_WHAT YOU SHOULD DO_. Each entry must be given again exactly; images do not belong in the copy.

_GIVEN INFORMATION_.
========================
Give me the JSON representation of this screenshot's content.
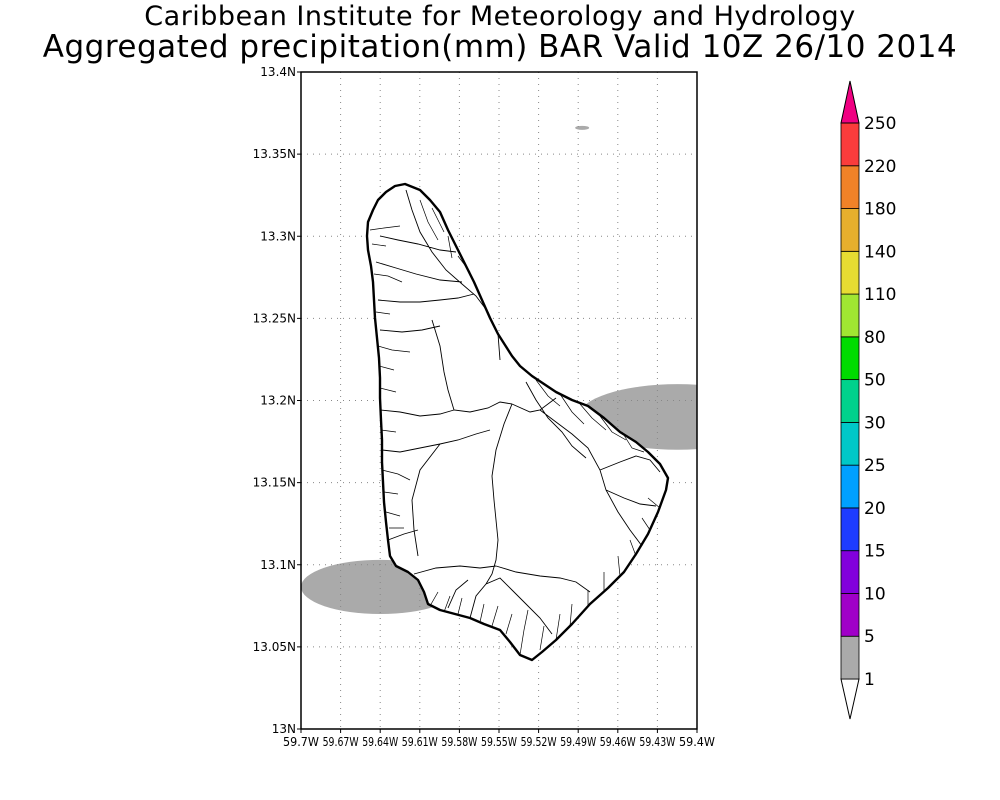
{
  "header": {
    "title_line1": "Caribbean Institute for Meteorology and Hydrology",
    "title_line2": "Aggregated precipitation(mm) BAR Valid 10Z 26/10 2014"
  },
  "map": {
    "region": "Barbados",
    "lon_range": [
      -59.7,
      -59.4
    ],
    "lat_range": [
      13.0,
      13.4
    ],
    "grid": true,
    "lat_ticks": [
      {
        "value": 13.0,
        "label": "13N"
      },
      {
        "value": 13.05,
        "label": "13.05N"
      },
      {
        "value": 13.1,
        "label": "13.1N"
      },
      {
        "value": 13.15,
        "label": "13.15N"
      },
      {
        "value": 13.2,
        "label": "13.2N"
      },
      {
        "value": 13.25,
        "label": "13.25N"
      },
      {
        "value": 13.3,
        "label": "13.3N"
      },
      {
        "value": 13.35,
        "label": "13.35N"
      },
      {
        "value": 13.4,
        "label": "13.4N"
      }
    ],
    "lon_ticks": [
      {
        "value": -59.7,
        "label": "59.7W"
      },
      {
        "value": -59.67,
        "label": "59.67W"
      },
      {
        "value": -59.64,
        "label": "59.64W"
      },
      {
        "value": -59.61,
        "label": "59.61W"
      },
      {
        "value": -59.58,
        "label": "59.58W"
      },
      {
        "value": -59.55,
        "label": "59.55W"
      },
      {
        "value": -59.52,
        "label": "59.52W"
      },
      {
        "value": -59.49,
        "label": "59.49W"
      },
      {
        "value": -59.46,
        "label": "59.46W"
      },
      {
        "value": -59.43,
        "label": "59.43W"
      },
      {
        "value": -59.4,
        "label": "59.4W"
      }
    ],
    "precip_areas": [
      {
        "name": "west-coast-rain-area",
        "range_mm": "1-5",
        "lon_min": -59.7,
        "lon_max": -59.58,
        "lat_min": 13.07,
        "lat_max": 13.103
      },
      {
        "name": "east-coast-rain-area",
        "range_mm": "1-5",
        "lon_min": -59.49,
        "lon_max": -59.4,
        "lat_min": 13.17,
        "lat_max": 13.21
      },
      {
        "name": "offshore-rain-speck",
        "range_mm": "1-5",
        "lon": -59.487,
        "lat": 13.366
      }
    ]
  },
  "colorbar": {
    "levels": [
      {
        "label": "1",
        "color": "#aaaaaa"
      },
      {
        "label": "5",
        "color": "#a000c8"
      },
      {
        "label": "10",
        "color": "#8200dc"
      },
      {
        "label": "15",
        "color": "#1e3cff"
      },
      {
        "label": "20",
        "color": "#00a0ff"
      },
      {
        "label": "25",
        "color": "#00c8c8"
      },
      {
        "label": "30",
        "color": "#00d28c"
      },
      {
        "label": "50",
        "color": "#00dc00"
      },
      {
        "label": "80",
        "color": "#a0e632"
      },
      {
        "label": "110",
        "color": "#e6dc32"
      },
      {
        "label": "140",
        "color": "#e6af2d"
      },
      {
        "label": "180",
        "color": "#f08228"
      },
      {
        "label": "220",
        "color": "#fa3c3c"
      },
      {
        "label": "250",
        "color": "#f00082"
      }
    ],
    "below_color": "#ffffff",
    "above_color": "#f00082"
  }
}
========================
_SOLUTION_.
Give me the JSON representation of this screenshot's content.
{
  "header": {
    "title_line1": "Caribbean Institute for Meteorology and Hydrology",
    "title_line2": "Aggregated precipitation(mm) BAR Valid 10Z 26/10 2014"
  },
  "map": {
    "region": "Barbados",
    "lon_range": [
      -59.7,
      -59.4
    ],
    "lat_range": [
      13.0,
      13.4
    ],
    "grid": true,
    "lat_ticks": [
      {
        "value": 13.0,
        "label": "13N"
      },
      {
        "value": 13.05,
        "label": "13.05N"
      },
      {
        "value": 13.1,
        "label": "13.1N"
      },
      {
        "value": 13.15,
        "label": "13.15N"
      },
      {
        "value": 13.2,
        "label": "13.2N"
      },
      {
        "value": 13.25,
        "label": "13.25N"
      },
      {
        "value": 13.3,
        "label": "13.3N"
      },
      {
        "value": 13.35,
        "label": "13.35N"
      },
      {
        "value": 13.4,
        "label": "13.4N"
      }
    ],
    "lon_ticks": [
      {
        "value": -59.7,
        "label": "59.7W"
      },
      {
        "value": -59.67,
        "label": "59.67W"
      },
      {
        "value": -59.64,
        "label": "59.64W"
      },
      {
        "value": -59.61,
        "label": "59.61W"
      },
      {
        "value": -59.58,
        "label": "59.58W"
      },
      {
        "value": -59.55,
        "label": "59.55W"
      },
      {
        "value": -59.52,
        "label": "59.52W"
      },
      {
        "value": -59.49,
        "label": "59.49W"
      },
      {
        "value": -59.46,
        "label": "59.46W"
      },
      {
        "value": -59.43,
        "label": "59.43W"
      },
      {
        "value": -59.4,
        "label": "59.4W"
      }
    ],
    "precip_areas": [
      {
        "name": "west-coast-rain-area",
        "range_mm": "1-5",
        "lon_min": -59.7,
        "lon_max": -59.58,
        "lat_min": 13.07,
        "lat_max": 13.103
      },
      {
        "name": "east-coast-rain-area",
        "range_mm": "1-5",
        "lon_min": -59.49,
        "lon_max": -59.4,
        "lat_min": 13.17,
        "lat_max": 13.21
      },
      {
        "name": "offshore-rain-speck",
        "range_mm": "1-5",
        "lon": -59.487,
        "lat": 13.366
      }
    ]
  },
  "colorbar": {
    "levels": [
      {
        "label": "1",
        "color": "#aaaaaa"
      },
      {
        "label": "5",
        "color": "#a000c8"
      },
      {
        "label": "10",
        "color": "#8200dc"
      },
      {
        "label": "15",
        "color": "#1e3cff"
      },
      {
        "label": "20",
        "color": "#00a0ff"
      },
      {
        "label": "25",
        "color": "#00c8c8"
      },
      {
        "label": "30",
        "color": "#00d28c"
      },
      {
        "label": "50",
        "color": "#00dc00"
      },
      {
        "label": "80",
        "color": "#a0e632"
      },
      {
        "label": "110",
        "color": "#e6dc32"
      },
      {
        "label": "140",
        "color": "#e6af2d"
      },
      {
        "label": "180",
        "color": "#f08228"
      },
      {
        "label": "220",
        "color": "#fa3c3c"
      },
      {
        "label": "250",
        "color": "#f00082"
      }
    ],
    "below_color": "#ffffff",
    "above_color": "#f00082"
  }
}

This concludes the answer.